## Goal:
The line containing "Parse this chart and return its data as JSON." marks where to begin; quote it and every line after it through the end of the data, exactly as written.

A run of records:
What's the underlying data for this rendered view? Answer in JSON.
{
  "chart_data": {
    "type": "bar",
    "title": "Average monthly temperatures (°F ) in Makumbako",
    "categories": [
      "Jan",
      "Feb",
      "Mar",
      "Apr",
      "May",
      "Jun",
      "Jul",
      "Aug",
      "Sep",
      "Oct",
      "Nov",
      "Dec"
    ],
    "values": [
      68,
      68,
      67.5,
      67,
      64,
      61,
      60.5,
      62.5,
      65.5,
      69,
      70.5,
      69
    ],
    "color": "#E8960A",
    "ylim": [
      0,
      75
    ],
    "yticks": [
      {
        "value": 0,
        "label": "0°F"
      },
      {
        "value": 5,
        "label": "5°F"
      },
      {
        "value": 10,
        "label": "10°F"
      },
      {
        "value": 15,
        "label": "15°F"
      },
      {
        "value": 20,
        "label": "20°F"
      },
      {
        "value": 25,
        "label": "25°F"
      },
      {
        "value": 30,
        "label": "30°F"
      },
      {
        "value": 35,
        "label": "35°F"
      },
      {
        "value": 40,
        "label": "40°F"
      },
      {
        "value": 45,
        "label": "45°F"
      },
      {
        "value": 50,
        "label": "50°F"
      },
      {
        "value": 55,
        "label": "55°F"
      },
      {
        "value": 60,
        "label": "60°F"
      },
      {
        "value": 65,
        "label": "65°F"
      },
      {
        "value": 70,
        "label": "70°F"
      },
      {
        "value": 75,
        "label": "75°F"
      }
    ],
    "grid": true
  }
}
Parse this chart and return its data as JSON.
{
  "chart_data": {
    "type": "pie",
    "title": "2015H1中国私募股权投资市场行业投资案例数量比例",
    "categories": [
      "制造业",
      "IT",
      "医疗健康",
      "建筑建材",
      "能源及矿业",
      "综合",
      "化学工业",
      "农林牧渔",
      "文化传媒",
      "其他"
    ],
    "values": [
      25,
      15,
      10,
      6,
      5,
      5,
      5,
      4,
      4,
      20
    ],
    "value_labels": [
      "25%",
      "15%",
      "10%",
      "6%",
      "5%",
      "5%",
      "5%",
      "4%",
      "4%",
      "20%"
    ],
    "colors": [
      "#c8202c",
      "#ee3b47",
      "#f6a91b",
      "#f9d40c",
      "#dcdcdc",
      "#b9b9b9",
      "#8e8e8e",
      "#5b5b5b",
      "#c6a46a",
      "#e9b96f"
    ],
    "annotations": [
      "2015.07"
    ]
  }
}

## Exercise response:
Parse this chart and return its data as JSON.
{
  "chart_data": {
    "type": "pie",
    "title": "2015H1中国私募股权投资市场行业投资案例数量比例",
    "categories": [
      "制造业",
      "IT",
      "医疗健康",
      "建筑建材",
      "能源及矿业",
      "综合",
      "化学工业",
      "农林牧渔",
      "文化传媒",
      "其他"
    ],
    "values": [
      25,
      15,
      10,
      6,
      5,
      5,
      5,
      4,
      4,
      20
    ],
    "value_labels": [
      "25%",
      "15%",
      "10%",
      "6%",
      "5%",
      "5%",
      "5%",
      "4%",
      "4%",
      "20%"
    ],
    "colors": [
      "#c8202c",
      "#ee3b47",
      "#f6a91b",
      "#f9d40c",
      "#dcdcdc",
      "#b9b9b9",
      "#8e8e8e",
      "#5b5b5b",
      "#c6a46a",
      "#e9b96f"
    ],
    "annotations": [
      "2015.07"
    ]
  }
}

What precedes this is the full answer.